─── Available records ───

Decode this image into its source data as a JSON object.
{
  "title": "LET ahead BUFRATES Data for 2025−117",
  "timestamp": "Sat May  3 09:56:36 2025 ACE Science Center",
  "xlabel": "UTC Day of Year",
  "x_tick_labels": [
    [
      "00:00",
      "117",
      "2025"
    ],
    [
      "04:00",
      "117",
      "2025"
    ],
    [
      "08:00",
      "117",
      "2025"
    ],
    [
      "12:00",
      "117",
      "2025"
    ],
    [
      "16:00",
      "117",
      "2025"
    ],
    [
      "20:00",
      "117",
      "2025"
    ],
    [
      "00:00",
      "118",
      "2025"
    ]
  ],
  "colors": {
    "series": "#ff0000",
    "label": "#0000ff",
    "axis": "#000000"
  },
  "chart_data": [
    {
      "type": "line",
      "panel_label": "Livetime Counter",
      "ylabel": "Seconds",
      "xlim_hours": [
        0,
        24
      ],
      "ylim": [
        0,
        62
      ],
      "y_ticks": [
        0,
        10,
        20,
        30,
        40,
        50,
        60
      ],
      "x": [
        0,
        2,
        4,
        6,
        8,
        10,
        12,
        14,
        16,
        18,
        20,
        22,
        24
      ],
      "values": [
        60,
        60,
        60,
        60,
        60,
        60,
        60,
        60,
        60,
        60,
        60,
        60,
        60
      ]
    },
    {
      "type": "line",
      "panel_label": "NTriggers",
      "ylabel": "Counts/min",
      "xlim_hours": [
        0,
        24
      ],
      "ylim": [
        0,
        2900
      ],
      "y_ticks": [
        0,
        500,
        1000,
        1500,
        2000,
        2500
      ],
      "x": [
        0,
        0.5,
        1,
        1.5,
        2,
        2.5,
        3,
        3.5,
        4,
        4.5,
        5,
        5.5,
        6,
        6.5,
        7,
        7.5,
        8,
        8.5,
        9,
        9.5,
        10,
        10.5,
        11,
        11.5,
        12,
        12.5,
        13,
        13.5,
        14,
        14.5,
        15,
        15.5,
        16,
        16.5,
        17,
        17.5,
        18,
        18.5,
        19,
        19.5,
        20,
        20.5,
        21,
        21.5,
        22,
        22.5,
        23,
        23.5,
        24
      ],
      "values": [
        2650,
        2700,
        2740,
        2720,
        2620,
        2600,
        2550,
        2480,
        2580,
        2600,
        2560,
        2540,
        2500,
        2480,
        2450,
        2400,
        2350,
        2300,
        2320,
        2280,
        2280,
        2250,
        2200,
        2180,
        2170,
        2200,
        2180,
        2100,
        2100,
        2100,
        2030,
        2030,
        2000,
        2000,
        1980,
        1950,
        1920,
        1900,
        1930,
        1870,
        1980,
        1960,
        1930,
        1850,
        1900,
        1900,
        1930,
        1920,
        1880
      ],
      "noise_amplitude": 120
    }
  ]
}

───

▶ Exercise description
Quote the listing in full, please, keeping every line exact.

▶ Completed task
Decode this image into its source data as a JSON object.
{
  "title": "LET ahead BUFRATES Data for 2025−117",
  "timestamp": "Sat May  3 09:56:36 2025 ACE Science Center",
  "xlabel": "UTC Day of Year",
  "x_tick_labels": [
    [
      "00:00",
      "117",
      "2025"
    ],
    [
      "04:00",
      "117",
      "2025"
    ],
    [
      "08:00",
      "117",
      "2025"
    ],
    [
      "12:00",
      "117",
      "2025"
    ],
    [
      "16:00",
      "117",
      "2025"
    ],
    [
      "20:00",
      "117",
      "2025"
    ],
    [
      "00:00",
      "118",
      "2025"
    ]
  ],
  "colors": {
    "series": "#ff0000",
    "label": "#0000ff",
    "axis": "#000000"
  },
  "chart_data": [
    {
      "type": "line",
      "panel_label": "Livetime Counter",
      "ylabel": "Seconds",
      "xlim_hours": [
        0,
        24
      ],
      "ylim": [
        0,
        62
      ],
      "y_ticks": [
        0,
        10,
        20,
        30,
        40,
        50,
        60
      ],
      "x": [
        0,
        2,
        4,
        6,
        8,
        10,
        12,
        14,
        16,
        18,
        20,
        22,
        24
      ],
      "values": [
        60,
        60,
        60,
        60,
        60,
        60,
        60,
        60,
        60,
        60,
        60,
        60,
        60
      ]
    },
    {
      "type": "line",
      "panel_label": "NTriggers",
      "ylabel": "Counts/min",
      "xlim_hours": [
        0,
        24
      ],
      "ylim": [
        0,
        2900
      ],
      "y_ticks": [
        0,
        500,
        1000,
        1500,
        2000,
        2500
      ],
      "x": [
        0,
        0.5,
        1,
        1.5,
        2,
        2.5,
        3,
        3.5,
        4,
        4.5,
        5,
        5.5,
        6,
        6.5,
        7,
        7.5,
        8,
        8.5,
        9,
        9.5,
        10,
        10.5,
        11,
        11.5,
        12,
        12.5,
        13,
        13.5,
        14,
        14.5,
        15,
        15.5,
        16,
        16.5,
        17,
        17.5,
        18,
        18.5,
        19,
        19.5,
        20,
        20.5,
        21,
        21.5,
        22,
        22.5,
        23,
        23.5,
        24
      ],
      "values": [
        2650,
        2700,
        2740,
        2720,
        2620,
        2600,
        2550,
        2480,
        2580,
        2600,
        2560,
        2540,
        2500,
        2480,
        2450,
        2400,
        2350,
        2300,
        2320,
        2280,
        2280,
        2250,
        2200,
        2180,
        2170,
        2200,
        2180,
        2100,
        2100,
        2100,
        2030,
        2030,
        2000,
        2000,
        1980,
        1950,
        1920,
        1900,
        1930,
        1870,
        1980,
        1960,
        1930,
        1850,
        1900,
        1900,
        1930,
        1920,
        1880
      ],
      "noise_amplitude": 120
    }
  ]
}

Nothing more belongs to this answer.